* _Your instructions_
Locate the string "quatre" in the records below. Copy every line where it occurs.
━━━━━ Record extracts ━━━━━
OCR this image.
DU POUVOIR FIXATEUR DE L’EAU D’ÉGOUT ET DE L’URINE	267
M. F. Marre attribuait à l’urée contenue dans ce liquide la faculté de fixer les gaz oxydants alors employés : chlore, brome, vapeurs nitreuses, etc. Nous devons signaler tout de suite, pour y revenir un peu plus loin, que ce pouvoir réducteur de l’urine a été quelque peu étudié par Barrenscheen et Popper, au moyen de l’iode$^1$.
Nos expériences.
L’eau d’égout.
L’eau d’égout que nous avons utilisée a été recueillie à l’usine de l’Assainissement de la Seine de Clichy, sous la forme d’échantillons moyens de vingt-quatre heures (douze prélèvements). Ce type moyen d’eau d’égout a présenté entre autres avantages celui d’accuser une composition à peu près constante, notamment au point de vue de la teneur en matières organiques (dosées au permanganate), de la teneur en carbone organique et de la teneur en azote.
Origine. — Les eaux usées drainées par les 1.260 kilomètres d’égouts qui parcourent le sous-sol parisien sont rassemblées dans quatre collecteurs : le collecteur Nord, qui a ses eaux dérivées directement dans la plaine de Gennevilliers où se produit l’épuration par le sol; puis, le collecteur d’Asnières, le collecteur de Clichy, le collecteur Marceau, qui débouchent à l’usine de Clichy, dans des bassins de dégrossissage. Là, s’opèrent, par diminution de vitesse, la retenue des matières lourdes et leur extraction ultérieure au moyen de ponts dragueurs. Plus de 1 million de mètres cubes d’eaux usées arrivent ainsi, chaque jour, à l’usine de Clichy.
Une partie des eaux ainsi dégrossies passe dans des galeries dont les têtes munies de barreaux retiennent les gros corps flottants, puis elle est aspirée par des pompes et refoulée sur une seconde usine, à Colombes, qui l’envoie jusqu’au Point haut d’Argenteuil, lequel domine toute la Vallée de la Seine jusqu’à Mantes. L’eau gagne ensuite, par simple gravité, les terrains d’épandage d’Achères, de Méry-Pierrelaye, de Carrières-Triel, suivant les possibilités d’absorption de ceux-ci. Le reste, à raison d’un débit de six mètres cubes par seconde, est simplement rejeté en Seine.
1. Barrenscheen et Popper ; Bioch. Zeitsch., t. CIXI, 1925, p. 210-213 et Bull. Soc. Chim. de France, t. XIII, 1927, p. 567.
━━━━━
* _Written reply_
L’eau d’égout que nous avons utilisée a été recueillie à l’usine de l’Assainissement de la Seine de Clichy, sous la forme d’échantillons moyens de vingt-quatre heures (douze prélèvements). Ce type moyen d’eau d’égout a présenté entre autres avantages celui d’accuser une composition à peu près constante, notamment au point de vue de la teneur en matières organiques (dosées au permanganate), de la teneur en carbone organique et de la teneur en azote.
Origine. — Les eaux usées drainées par les 1.260 kilomètres d’égouts qui parcourent le sous-sol parisien sont rassemblées dans quatre collecteurs : le collecteur Nord, qui a ses eaux dérivées directement dans la plaine de Gennevilliers où se produit l’épuration par le sol; puis, le collecteur d’Asnières, le collecteur de Clichy, le collecteur Marceau, qui débouchent à l’usine de Clichy, dans des bassins de dégrossissage. Là, s’opèrent, par diminution de vitesse, la retenue des matières lourdes et leur extraction ultérieure au moyen de ponts dragueurs. Plus de 1 million de mètres cubes d’eaux usées arrivent ainsi, chaque jour, à l’usine de Clichy.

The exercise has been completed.